#### [Written exercise]
Would you output the whole listing below, exactly as it reads?

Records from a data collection
########################################

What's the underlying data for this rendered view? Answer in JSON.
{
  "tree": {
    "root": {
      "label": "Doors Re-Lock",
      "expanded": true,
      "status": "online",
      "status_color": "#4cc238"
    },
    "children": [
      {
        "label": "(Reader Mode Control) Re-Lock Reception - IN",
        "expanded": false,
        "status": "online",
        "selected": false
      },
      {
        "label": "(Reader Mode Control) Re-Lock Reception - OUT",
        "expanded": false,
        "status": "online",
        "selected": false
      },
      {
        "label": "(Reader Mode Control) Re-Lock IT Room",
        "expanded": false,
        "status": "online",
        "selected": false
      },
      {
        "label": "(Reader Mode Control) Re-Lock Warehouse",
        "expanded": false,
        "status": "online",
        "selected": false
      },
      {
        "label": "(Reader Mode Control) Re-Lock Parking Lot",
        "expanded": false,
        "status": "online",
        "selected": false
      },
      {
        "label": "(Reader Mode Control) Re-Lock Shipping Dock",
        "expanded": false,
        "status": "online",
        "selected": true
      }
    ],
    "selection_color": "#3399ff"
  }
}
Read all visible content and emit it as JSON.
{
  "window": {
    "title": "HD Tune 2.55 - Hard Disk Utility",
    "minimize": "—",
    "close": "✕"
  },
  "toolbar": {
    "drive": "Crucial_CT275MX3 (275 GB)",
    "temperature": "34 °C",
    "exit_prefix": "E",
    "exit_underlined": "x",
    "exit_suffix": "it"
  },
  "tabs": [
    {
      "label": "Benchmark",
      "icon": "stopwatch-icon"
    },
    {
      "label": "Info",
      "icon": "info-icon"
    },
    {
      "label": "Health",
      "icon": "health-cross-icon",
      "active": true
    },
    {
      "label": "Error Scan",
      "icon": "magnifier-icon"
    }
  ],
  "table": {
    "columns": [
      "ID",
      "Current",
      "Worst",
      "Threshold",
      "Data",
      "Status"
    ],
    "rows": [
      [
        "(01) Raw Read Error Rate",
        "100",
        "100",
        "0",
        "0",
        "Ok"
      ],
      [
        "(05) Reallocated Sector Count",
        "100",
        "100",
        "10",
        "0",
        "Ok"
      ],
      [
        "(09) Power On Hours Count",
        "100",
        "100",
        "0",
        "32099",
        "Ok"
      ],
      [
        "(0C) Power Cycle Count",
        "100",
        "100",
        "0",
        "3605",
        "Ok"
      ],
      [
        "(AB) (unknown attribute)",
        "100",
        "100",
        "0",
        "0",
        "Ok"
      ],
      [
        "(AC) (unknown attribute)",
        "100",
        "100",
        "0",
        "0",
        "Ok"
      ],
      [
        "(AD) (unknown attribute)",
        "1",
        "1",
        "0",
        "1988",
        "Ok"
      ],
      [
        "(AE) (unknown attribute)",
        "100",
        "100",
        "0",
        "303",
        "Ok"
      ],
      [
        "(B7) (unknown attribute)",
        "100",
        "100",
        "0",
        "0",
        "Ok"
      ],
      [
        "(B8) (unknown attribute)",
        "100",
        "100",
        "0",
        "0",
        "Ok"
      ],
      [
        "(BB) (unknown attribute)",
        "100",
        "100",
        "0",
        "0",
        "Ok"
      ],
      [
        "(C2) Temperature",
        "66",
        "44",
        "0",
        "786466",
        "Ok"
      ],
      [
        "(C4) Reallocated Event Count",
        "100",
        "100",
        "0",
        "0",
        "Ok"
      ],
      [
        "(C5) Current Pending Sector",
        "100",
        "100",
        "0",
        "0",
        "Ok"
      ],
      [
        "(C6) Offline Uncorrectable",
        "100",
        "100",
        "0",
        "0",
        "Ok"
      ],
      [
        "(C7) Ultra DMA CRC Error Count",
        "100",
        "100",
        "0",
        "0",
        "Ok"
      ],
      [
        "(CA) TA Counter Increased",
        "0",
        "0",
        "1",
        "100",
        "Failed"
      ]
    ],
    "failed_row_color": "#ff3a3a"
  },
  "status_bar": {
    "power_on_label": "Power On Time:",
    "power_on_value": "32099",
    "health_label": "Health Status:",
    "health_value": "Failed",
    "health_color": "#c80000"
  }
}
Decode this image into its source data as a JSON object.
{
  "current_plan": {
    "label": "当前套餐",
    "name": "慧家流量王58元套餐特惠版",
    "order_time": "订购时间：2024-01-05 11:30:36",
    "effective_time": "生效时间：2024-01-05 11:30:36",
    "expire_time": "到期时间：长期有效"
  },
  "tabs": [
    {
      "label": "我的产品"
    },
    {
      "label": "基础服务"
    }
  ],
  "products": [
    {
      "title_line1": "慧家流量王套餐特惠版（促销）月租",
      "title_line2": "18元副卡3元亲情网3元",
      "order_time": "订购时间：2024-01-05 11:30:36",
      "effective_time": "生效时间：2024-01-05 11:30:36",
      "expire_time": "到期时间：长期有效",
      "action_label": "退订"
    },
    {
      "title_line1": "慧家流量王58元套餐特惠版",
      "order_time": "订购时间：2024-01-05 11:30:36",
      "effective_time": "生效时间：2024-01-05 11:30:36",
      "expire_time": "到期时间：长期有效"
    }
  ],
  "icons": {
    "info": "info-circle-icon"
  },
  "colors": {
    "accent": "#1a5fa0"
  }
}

########################################

#### [Result below]
What's the underlying data for this rendered view? Answer in JSON.
{
  "tree": {
    "root": {
      "label": "Doors Re-Lock",
      "expanded": true,
      "status": "online",
      "status_color": "#4cc238"
    },
    "children": [
      {
        "label": "(Reader Mode Control) Re-Lock Reception - IN",
        "expanded": false,
        "status": "online",
        "selected": false
      },
      {
        "label": "(Reader Mode Control) Re-Lock Reception - OUT",
        "expanded": false,
        "status": "online",
        "selected": false
      },
      {
        "label": "(Reader Mode Control) Re-Lock IT Room",
        "expanded": false,
        "status": "online",
        "selected": false
      },
      {
        "label": "(Reader Mode Control) Re-Lock Warehouse",
        "expanded": false,
        "status": "online",
        "selected": false
      },
      {
        "label": "(Reader Mode Control) Re-Lock Parking Lot",
        "expanded": false,
        "status": "online",
        "selected": false
      },
      {
        "label": "(Reader Mode Control) Re-Lock Shipping Dock",
        "expanded": false,
        "status": "online",
        "selected": true
      }
    ],
    "selection_color": "#3399ff"
  }
}
Read all visible content and emit it as JSON.
{
  "window": {
    "title": "HD Tune 2.55 - Hard Disk Utility",
    "minimize": "—",
    "close": "✕"
  },
  "toolbar": {
    "drive": "Crucial_CT275MX3 (275 GB)",
    "temperature": "34 °C",
    "exit_prefix": "E",
    "exit_underlined": "x",
    "exit_suffix": "it"
  },
  "tabs": [
    {
      "label": "Benchmark",
      "icon": "stopwatch-icon"
    },
    {
      "label": "Info",
      "icon": "info-icon"
    },
    {
      "label": "Health",
      "icon": "health-cross-icon",
      "active": true
    },
    {
      "label": "Error Scan",
      "icon": "magnifier-icon"
    }
  ],
  "table": {
    "columns": [
      "ID",
      "Current",
      "Worst",
      "Threshold",
      "Data",
      "Status"
    ],
    "rows": [
      [
        "(01) Raw Read Error Rate",
        "100",
        "100",
        "0",
        "0",
        "Ok"
      ],
      [
        "(05) Reallocated Sector Count",
        "100",
        "100",
        "10",
        "0",
        "Ok"
      ],
      [
        "(09) Power On Hours Count",
        "100",
        "100",
        "0",
        "32099",
        "Ok"
      ],
      [
        "(0C) Power Cycle Count",
        "100",
        "100",
        "0",
        "3605",
        "Ok"
      ],
      [
        "(AB) (unknown attribute)",
        "100",
        "100",
        "0",
        "0",
        "Ok"
      ],
      [
        "(AC) (unknown attribute)",
        "100",
        "100",
        "0",
        "0",
        "Ok"
      ],
      [
        "(AD) (unknown attribute)",
        "1",
        "1",
        "0",
        "1988",
        "Ok"
      ],
      [
        "(AE) (unknown attribute)",
        "100",
        "100",
        "0",
        "303",
        "Ok"
      ],
      [
        "(B7) (unknown attribute)",
        "100",
        "100",
        "0",
        "0",
        "Ok"
      ],
      [
        "(B8) (unknown attribute)",
        "100",
        "100",
        "0",
        "0",
        "Ok"
      ],
      [
        "(BB) (unknown attribute)",
        "100",
        "100",
        "0",
        "0",
        "Ok"
      ],
      [
        "(C2) Temperature",
        "66",
        "44",
        "0",
        "786466",
        "Ok"
      ],
      [
        "(C4) Reallocated Event Count",
        "100",
        "100",
        "0",
        "0",
        "Ok"
      ],
      [
        "(C5) Current Pending Sector",
        "100",
        "100",
        "0",
        "0",
        "Ok"
      ],
      [
        "(C6) Offline Uncorrectable",
        "100",
        "100",
        "0",
        "0",
        "Ok"
      ],
      [
        "(C7) Ultra DMA CRC Error Count",
        "100",
        "100",
        "0",
        "0",
        "Ok"
      ],
      [
        "(CA) TA Counter Increased",
        "0",
        "0",
        "1",
        "100",
        "Failed"
      ]
    ],
    "failed_row_color": "#ff3a3a"
  },
  "status_bar": {
    "power_on_label": "Power On Time:",
    "power_on_value": "32099",
    "health_label": "Health Status:",
    "health_value": "Failed",
    "health_color": "#c80000"
  }
}
Decode this image into its source data as a JSON object.
{
  "current_plan": {
    "label": "当前套餐",
    "name": "慧家流量王58元套餐特惠版",
    "order_time": "订购时间：2024-01-05 11:30:36",
    "effective_time": "生效时间：2024-01-05 11:30:36",
    "expire_time": "到期时间：长期有效"
  },
  "tabs": [
    {
      "label": "我的产品"
    },
    {
      "label": "基础服务"
    }
  ],
  "products": [
    {
      "title_line1": "慧家流量王套餐特惠版（促销）月租",
      "title_line2": "18元副卡3元亲情网3元",
      "order_time": "订购时间：2024-01-05 11:30:36",
      "effective_time": "生效时间：2024-01-05 11:30:36",
      "expire_time": "到期时间：长期有效",
      "action_label": "退订"
    },
    {
      "title_line1": "慧家流量王58元套餐特惠版",
      "order_time": "订购时间：2024-01-05 11:30:36",
      "effective_time": "生效时间：2024-01-05 11:30:36",
      "expire_time": "到期时间：长期有效"
    }
  ],
  "icons": {
    "info": "info-circle-icon"
  },
  "colors": {
    "accent": "#1a5fa0"
  }
}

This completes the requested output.